# TASK OBJECTIVE
Print the data exactly, leaving nothing out.

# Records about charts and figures

***

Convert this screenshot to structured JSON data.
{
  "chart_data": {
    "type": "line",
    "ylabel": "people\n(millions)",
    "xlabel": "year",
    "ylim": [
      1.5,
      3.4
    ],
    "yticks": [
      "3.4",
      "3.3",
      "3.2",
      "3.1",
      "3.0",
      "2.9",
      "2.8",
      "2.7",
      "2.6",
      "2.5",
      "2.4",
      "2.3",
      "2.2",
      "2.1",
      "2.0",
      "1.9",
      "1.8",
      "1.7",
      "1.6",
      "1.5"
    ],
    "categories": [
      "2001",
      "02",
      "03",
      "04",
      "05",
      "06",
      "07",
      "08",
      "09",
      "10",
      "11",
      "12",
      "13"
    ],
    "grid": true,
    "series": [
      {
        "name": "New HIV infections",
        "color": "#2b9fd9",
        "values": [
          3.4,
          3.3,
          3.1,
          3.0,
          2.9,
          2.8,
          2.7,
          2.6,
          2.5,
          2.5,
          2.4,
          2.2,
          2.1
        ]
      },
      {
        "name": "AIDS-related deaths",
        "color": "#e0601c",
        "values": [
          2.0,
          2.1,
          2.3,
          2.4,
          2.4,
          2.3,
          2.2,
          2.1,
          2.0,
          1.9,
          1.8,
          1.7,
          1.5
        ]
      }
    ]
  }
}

***

# OUTPUT OF THE EXERCISE
Convert this screenshot to structured JSON data.
{
  "chart_data": {
    "type": "line",
    "ylabel": "people\n(millions)",
    "xlabel": "year",
    "ylim": [
      1.5,
      3.4
    ],
    "yticks": [
      "3.4",
      "3.3",
      "3.2",
      "3.1",
      "3.0",
      "2.9",
      "2.8",
      "2.7",
      "2.6",
      "2.5",
      "2.4",
      "2.3",
      "2.2",
      "2.1",
      "2.0",
      "1.9",
      "1.8",
      "1.7",
      "1.6",
      "1.5"
    ],
    "categories": [
      "2001",
      "02",
      "03",
      "04",
      "05",
      "06",
      "07",
      "08",
      "09",
      "10",
      "11",
      "12",
      "13"
    ],
    "grid": true,
    "series": [
      {
        "name": "New HIV infections",
        "color": "#2b9fd9",
        "values": [
          3.4,
          3.3,
          3.1,
          3.0,
          2.9,
          2.8,
          2.7,
          2.6,
          2.5,
          2.5,
          2.4,
          2.2,
          2.1
        ]
      },
      {
        "name": "AIDS-related deaths",
        "color": "#e0601c",
        "values": [
          2.0,
          2.1,
          2.3,
          2.4,
          2.4,
          2.3,
          2.2,
          2.1,
          2.0,
          1.9,
          1.8,
          1.7,
          1.5
        ]
      }
    ]
  }
}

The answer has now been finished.